▸ **What is required**
Lines from the listing that hold the string "verified" are what you should return.

▸ **Records supplied**
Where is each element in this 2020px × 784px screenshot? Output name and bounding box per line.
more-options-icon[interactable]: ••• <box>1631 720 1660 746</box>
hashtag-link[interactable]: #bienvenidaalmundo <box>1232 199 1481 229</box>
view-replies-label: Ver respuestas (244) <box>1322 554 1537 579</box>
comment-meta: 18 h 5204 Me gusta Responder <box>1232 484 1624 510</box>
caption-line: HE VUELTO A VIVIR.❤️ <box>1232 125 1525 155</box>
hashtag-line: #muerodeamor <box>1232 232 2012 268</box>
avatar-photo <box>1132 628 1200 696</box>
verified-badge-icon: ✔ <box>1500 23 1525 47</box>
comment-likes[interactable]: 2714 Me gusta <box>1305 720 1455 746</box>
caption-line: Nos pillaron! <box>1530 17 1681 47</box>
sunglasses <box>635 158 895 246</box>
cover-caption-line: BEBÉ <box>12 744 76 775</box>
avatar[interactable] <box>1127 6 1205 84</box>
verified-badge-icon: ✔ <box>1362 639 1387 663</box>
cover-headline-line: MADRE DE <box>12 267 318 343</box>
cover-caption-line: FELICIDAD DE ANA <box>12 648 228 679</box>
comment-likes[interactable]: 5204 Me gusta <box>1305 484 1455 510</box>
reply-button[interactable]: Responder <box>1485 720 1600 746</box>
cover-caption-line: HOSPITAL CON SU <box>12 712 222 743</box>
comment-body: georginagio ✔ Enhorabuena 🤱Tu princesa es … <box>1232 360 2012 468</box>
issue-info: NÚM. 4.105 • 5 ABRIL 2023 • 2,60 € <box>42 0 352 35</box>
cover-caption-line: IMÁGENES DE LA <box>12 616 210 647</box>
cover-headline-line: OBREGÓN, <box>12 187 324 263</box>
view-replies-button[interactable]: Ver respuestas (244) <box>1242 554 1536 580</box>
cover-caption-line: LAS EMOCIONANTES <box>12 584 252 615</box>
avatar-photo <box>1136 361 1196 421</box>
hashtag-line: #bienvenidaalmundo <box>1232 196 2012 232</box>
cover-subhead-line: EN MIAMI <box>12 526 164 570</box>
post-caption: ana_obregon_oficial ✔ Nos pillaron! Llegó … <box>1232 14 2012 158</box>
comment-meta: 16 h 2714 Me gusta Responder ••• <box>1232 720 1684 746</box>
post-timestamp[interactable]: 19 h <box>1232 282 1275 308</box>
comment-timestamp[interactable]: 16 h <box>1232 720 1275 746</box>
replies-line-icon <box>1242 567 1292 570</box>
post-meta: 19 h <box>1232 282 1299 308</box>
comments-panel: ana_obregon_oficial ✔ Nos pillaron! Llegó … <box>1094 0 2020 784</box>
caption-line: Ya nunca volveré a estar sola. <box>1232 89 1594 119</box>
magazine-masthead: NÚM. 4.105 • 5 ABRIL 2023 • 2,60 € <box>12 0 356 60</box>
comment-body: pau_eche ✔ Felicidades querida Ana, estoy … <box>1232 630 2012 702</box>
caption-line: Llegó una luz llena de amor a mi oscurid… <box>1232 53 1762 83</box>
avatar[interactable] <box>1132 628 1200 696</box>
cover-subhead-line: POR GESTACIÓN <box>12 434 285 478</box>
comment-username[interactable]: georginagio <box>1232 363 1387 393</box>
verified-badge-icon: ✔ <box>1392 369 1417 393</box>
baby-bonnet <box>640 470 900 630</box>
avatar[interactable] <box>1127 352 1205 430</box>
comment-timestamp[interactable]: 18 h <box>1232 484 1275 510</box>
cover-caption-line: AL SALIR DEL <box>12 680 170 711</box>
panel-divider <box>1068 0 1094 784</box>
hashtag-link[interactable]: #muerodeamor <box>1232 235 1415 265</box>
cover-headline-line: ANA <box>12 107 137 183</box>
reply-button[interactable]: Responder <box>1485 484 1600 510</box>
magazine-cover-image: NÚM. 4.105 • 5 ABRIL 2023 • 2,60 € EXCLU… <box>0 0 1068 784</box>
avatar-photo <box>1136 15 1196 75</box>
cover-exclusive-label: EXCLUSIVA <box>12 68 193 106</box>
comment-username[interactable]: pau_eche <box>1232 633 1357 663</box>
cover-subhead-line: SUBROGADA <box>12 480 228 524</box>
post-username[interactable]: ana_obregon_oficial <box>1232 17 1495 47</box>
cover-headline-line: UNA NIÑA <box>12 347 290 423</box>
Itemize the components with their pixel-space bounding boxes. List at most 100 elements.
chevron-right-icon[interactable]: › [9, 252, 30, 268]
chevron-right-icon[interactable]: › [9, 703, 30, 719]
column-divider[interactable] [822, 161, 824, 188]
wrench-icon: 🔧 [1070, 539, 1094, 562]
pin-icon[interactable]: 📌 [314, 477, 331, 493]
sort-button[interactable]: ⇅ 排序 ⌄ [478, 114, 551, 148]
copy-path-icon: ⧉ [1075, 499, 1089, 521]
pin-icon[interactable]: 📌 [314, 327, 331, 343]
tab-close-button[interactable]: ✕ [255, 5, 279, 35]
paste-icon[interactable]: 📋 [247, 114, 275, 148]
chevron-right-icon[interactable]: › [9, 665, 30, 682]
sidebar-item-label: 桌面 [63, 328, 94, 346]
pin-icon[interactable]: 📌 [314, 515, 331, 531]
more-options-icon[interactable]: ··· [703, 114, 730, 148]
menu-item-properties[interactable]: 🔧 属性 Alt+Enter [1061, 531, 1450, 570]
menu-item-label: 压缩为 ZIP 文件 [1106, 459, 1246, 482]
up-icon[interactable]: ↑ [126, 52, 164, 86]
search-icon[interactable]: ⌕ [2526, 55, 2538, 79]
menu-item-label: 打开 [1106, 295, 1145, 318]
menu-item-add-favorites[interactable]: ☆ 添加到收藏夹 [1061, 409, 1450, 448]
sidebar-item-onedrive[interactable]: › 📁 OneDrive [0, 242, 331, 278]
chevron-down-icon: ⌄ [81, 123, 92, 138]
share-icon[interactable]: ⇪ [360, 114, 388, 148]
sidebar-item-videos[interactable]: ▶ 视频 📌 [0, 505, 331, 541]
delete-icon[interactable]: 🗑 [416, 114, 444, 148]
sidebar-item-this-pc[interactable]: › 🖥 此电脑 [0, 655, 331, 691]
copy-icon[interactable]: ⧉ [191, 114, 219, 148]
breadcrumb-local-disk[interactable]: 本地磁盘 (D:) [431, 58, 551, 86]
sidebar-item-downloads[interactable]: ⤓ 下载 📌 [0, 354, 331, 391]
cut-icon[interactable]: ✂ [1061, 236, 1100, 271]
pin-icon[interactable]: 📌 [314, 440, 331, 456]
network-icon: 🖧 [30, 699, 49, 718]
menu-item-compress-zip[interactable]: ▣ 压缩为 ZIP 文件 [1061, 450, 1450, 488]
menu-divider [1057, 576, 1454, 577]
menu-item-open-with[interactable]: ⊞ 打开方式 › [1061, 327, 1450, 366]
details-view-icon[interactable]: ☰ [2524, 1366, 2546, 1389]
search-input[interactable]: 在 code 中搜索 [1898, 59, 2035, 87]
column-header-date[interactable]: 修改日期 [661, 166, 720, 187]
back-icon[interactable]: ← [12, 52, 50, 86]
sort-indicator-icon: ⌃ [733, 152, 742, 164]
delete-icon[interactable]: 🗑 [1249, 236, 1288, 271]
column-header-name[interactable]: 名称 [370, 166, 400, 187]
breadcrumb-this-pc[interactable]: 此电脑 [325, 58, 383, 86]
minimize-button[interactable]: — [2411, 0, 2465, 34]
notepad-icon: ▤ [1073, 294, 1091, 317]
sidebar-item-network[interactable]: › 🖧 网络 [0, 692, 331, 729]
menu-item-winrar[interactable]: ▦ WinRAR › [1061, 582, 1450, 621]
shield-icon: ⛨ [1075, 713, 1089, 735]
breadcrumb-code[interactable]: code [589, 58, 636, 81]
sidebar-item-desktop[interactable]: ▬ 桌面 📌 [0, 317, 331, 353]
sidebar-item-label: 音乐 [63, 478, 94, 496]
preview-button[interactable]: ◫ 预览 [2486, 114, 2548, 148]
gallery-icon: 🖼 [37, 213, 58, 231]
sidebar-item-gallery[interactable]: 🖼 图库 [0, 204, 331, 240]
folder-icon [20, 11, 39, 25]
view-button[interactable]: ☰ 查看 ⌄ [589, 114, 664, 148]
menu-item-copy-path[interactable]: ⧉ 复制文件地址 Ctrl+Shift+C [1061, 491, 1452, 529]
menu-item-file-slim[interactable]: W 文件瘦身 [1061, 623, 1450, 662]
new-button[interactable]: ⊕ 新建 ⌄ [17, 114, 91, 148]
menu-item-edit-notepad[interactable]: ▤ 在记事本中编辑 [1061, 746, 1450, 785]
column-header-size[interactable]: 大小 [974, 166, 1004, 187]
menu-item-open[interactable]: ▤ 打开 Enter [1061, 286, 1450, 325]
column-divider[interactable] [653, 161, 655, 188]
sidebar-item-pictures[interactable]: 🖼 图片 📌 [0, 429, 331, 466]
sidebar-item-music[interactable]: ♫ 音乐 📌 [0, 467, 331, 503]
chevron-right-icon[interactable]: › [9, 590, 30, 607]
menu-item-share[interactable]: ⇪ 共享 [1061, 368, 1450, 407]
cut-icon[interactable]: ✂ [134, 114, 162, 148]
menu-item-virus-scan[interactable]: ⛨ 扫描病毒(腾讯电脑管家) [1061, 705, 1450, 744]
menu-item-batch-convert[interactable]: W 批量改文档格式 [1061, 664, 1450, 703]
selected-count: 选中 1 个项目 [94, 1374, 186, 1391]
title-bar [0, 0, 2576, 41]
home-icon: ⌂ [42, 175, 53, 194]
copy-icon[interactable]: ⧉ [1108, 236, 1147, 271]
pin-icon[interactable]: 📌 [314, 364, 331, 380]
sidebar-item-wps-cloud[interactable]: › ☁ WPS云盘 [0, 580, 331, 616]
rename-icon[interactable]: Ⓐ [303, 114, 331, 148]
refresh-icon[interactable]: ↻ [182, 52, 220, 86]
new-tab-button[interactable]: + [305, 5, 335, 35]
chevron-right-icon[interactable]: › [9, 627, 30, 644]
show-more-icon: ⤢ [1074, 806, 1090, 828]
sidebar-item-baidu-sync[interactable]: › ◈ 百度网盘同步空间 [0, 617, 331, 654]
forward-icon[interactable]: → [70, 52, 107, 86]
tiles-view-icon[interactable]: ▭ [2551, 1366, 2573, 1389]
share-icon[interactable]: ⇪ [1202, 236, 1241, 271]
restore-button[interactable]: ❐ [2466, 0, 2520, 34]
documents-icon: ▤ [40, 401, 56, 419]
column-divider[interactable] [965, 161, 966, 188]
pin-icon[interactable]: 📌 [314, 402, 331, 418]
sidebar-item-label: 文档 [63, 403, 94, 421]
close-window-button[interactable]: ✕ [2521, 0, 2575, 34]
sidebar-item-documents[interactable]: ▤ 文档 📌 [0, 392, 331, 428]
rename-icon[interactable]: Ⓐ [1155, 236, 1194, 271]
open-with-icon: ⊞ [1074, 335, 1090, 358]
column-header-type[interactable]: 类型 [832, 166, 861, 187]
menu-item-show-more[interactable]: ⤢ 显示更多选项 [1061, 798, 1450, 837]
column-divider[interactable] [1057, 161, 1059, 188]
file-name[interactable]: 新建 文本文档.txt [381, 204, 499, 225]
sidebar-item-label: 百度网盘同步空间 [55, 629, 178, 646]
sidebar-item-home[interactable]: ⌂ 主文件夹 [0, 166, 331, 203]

▸ **Response to the exercise**
verified-badge-icon: ✔ <box>1500 23 1525 47</box>
verified-badge-icon: ✔ <box>1362 639 1387 663</box>
verified-badge-icon: ✔ <box>1392 369 1417 393</box>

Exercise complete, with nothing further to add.